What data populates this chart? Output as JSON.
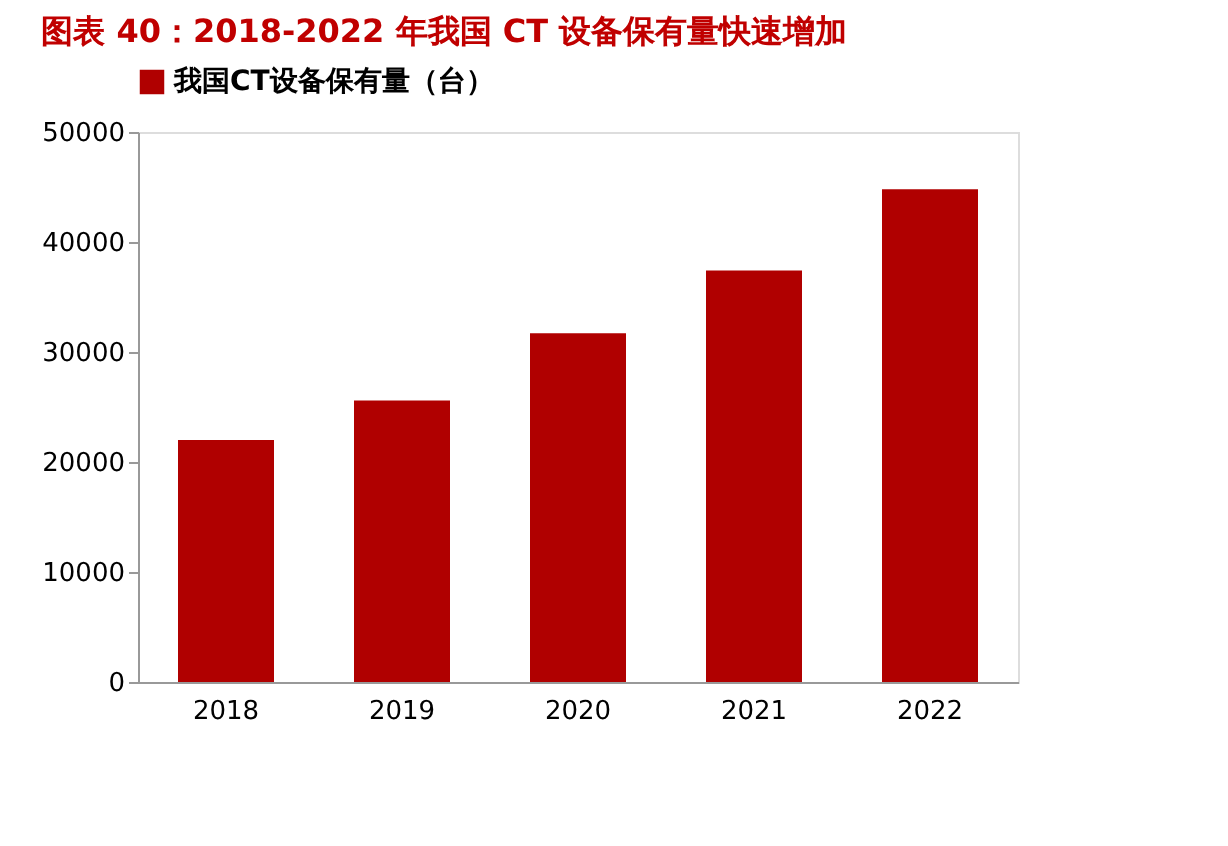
{
  "chart_data": {
    "type": "bar",
    "title": "图表 40：2018-2022 年我国 CT 设备保有量快速增加",
    "categories": [
      "2018",
      "2019",
      "2020",
      "2021",
      "2022"
    ],
    "series": [
      {
        "name": "我国CT设备保有量（台）",
        "color": "#b00000",
        "values": [
          22000,
          25600,
          31700,
          37400,
          44800
        ]
      }
    ],
    "ylim": [
      0,
      50000
    ],
    "yticks": [
      0,
      10000,
      20000,
      30000,
      40000,
      50000
    ],
    "grid": false,
    "legend": "top"
  }
}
━━━━━━━━━━
DIRECTION ::
Write out the full listing verbatim, excluding its pictures.

RESPONSE TO THIS TASK ::
What data populates this chart? Output as JSON.
{
  "chart_data": {
    "type": "bar",
    "title": "图表 40：2018-2022 年我国 CT 设备保有量快速增加",
    "categories": [
      "2018",
      "2019",
      "2020",
      "2021",
      "2022"
    ],
    "series": [
      {
        "name": "我国CT设备保有量（台）",
        "color": "#b00000",
        "values": [
          22000,
          25600,
          31700,
          37400,
          44800
        ]
      }
    ],
    "ylim": [
      0,
      50000
    ],
    "yticks": [
      0,
      10000,
      20000,
      30000,
      40000,
      50000
    ],
    "grid": false,
    "legend": "top"
  }
}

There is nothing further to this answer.